[start Entries shown]

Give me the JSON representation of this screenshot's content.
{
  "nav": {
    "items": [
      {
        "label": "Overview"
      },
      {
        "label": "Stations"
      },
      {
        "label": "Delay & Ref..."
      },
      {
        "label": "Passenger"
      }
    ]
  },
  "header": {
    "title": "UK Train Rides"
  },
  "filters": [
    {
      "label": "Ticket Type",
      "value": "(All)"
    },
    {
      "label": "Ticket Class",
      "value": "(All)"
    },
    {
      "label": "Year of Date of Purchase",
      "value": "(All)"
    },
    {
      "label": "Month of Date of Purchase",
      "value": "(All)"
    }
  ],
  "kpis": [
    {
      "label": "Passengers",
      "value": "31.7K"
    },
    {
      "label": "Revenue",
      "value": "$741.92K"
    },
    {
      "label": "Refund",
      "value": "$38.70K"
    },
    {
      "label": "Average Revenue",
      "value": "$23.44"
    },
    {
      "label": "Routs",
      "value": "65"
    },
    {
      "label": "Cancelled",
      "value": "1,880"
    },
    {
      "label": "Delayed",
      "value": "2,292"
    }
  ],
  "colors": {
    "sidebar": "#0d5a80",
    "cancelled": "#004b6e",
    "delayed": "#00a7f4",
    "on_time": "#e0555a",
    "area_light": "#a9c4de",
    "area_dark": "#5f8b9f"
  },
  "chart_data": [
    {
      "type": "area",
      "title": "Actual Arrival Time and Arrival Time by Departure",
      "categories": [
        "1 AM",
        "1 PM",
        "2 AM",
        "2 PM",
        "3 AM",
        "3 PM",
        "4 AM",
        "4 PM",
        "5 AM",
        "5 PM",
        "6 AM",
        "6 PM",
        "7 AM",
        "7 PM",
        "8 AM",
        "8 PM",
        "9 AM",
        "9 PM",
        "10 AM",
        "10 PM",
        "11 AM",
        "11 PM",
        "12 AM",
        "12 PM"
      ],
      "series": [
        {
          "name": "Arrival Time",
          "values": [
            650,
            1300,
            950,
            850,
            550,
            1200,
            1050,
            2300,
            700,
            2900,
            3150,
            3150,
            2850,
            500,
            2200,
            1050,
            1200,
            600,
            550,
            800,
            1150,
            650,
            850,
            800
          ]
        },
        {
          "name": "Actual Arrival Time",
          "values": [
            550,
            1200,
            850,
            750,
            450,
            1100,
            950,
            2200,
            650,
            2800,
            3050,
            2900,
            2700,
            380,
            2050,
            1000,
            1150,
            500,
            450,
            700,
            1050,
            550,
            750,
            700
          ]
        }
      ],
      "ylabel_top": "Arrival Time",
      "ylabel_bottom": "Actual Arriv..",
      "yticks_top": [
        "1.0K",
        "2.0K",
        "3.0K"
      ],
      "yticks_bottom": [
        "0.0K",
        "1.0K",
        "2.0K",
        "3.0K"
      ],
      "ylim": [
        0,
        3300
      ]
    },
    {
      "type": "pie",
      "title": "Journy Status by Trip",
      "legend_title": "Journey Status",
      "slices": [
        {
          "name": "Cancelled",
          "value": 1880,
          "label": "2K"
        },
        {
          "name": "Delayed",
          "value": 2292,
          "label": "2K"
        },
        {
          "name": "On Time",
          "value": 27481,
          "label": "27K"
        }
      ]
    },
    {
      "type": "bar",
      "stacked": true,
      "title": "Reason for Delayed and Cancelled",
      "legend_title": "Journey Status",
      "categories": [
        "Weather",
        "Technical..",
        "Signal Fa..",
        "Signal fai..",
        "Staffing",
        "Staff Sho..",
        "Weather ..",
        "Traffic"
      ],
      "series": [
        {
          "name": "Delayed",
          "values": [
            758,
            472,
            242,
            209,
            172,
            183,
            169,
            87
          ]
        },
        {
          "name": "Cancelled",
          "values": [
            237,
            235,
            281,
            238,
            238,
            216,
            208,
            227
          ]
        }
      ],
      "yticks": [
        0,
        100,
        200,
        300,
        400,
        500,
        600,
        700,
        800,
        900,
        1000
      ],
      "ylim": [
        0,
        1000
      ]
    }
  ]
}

[end Entries shown]

All of the data must be returned exactly.

## Task response
Give me the JSON representation of this screenshot's content.
{
  "nav": {
    "items": [
      {
        "label": "Overview"
      },
      {
        "label": "Stations"
      },
      {
        "label": "Delay & Ref..."
      },
      {
        "label": "Passenger"
      }
    ]
  },
  "header": {
    "title": "UK Train Rides"
  },
  "filters": [
    {
      "label": "Ticket Type",
      "value": "(All)"
    },
    {
      "label": "Ticket Class",
      "value": "(All)"
    },
    {
      "label": "Year of Date of Purchase",
      "value": "(All)"
    },
    {
      "label": "Month of Date of Purchase",
      "value": "(All)"
    }
  ],
  "kpis": [
    {
      "label": "Passengers",
      "value": "31.7K"
    },
    {
      "label": "Revenue",
      "value": "$741.92K"
    },
    {
      "label": "Refund",
      "value": "$38.70K"
    },
    {
      "label": "Average Revenue",
      "value": "$23.44"
    },
    {
      "label": "Routs",
      "value": "65"
    },
    {
      "label": "Cancelled",
      "value": "1,880"
    },
    {
      "label": "Delayed",
      "value": "2,292"
    }
  ],
  "colors": {
    "sidebar": "#0d5a80",
    "cancelled": "#004b6e",
    "delayed": "#00a7f4",
    "on_time": "#e0555a",
    "area_light": "#a9c4de",
    "area_dark": "#5f8b9f"
  },
  "chart_data": [
    {
      "type": "area",
      "title": "Actual Arrival Time and Arrival Time by Departure",
      "categories": [
        "1 AM",
        "1 PM",
        "2 AM",
        "2 PM",
        "3 AM",
        "3 PM",
        "4 AM",
        "4 PM",
        "5 AM",
        "5 PM",
        "6 AM",
        "6 PM",
        "7 AM",
        "7 PM",
        "8 AM",
        "8 PM",
        "9 AM",
        "9 PM",
        "10 AM",
        "10 PM",
        "11 AM",
        "11 PM",
        "12 AM",
        "12 PM"
      ],
      "series": [
        {
          "name": "Arrival Time",
          "values": [
            650,
            1300,
            950,
            850,
            550,
            1200,
            1050,
            2300,
            700,
            2900,
            3150,
            3150,
            2850,
            500,
            2200,
            1050,
            1200,
            600,
            550,
            800,
            1150,
            650,
            850,
            800
          ]
        },
        {
          "name": "Actual Arrival Time",
          "values": [
            550,
            1200,
            850,
            750,
            450,
            1100,
            950,
            2200,
            650,
            2800,
            3050,
            2900,
            2700,
            380,
            2050,
            1000,
            1150,
            500,
            450,
            700,
            1050,
            550,
            750,
            700
          ]
        }
      ],
      "ylabel_top": "Arrival Time",
      "ylabel_bottom": "Actual Arriv..",
      "yticks_top": [
        "1.0K",
        "2.0K",
        "3.0K"
      ],
      "yticks_bottom": [
        "0.0K",
        "1.0K",
        "2.0K",
        "3.0K"
      ],
      "ylim": [
        0,
        3300
      ]
    },
    {
      "type": "pie",
      "title": "Journy Status by Trip",
      "legend_title": "Journey Status",
      "slices": [
        {
          "name": "Cancelled",
          "value": 1880,
          "label": "2K"
        },
        {
          "name": "Delayed",
          "value": 2292,
          "label": "2K"
        },
        {
          "name": "On Time",
          "value": 27481,
          "label": "27K"
        }
      ]
    },
    {
      "type": "bar",
      "stacked": true,
      "title": "Reason for Delayed and Cancelled",
      "legend_title": "Journey Status",
      "categories": [
        "Weather",
        "Technical..",
        "Signal Fa..",
        "Signal fai..",
        "Staffing",
        "Staff Sho..",
        "Weather ..",
        "Traffic"
      ],
      "series": [
        {
          "name": "Delayed",
          "values": [
            758,
            472,
            242,
            209,
            172,
            183,
            169,
            87
          ]
        },
        {
          "name": "Cancelled",
          "values": [
            237,
            235,
            281,
            238,
            238,
            216,
            208,
            227
          ]
        }
      ],
      "yticks": [
        0,
        100,
        200,
        300,
        400,
        500,
        600,
        700,
        800,
        900,
        1000
      ],
      "ylim": [
        0,
        1000
      ]
    }
  ]
}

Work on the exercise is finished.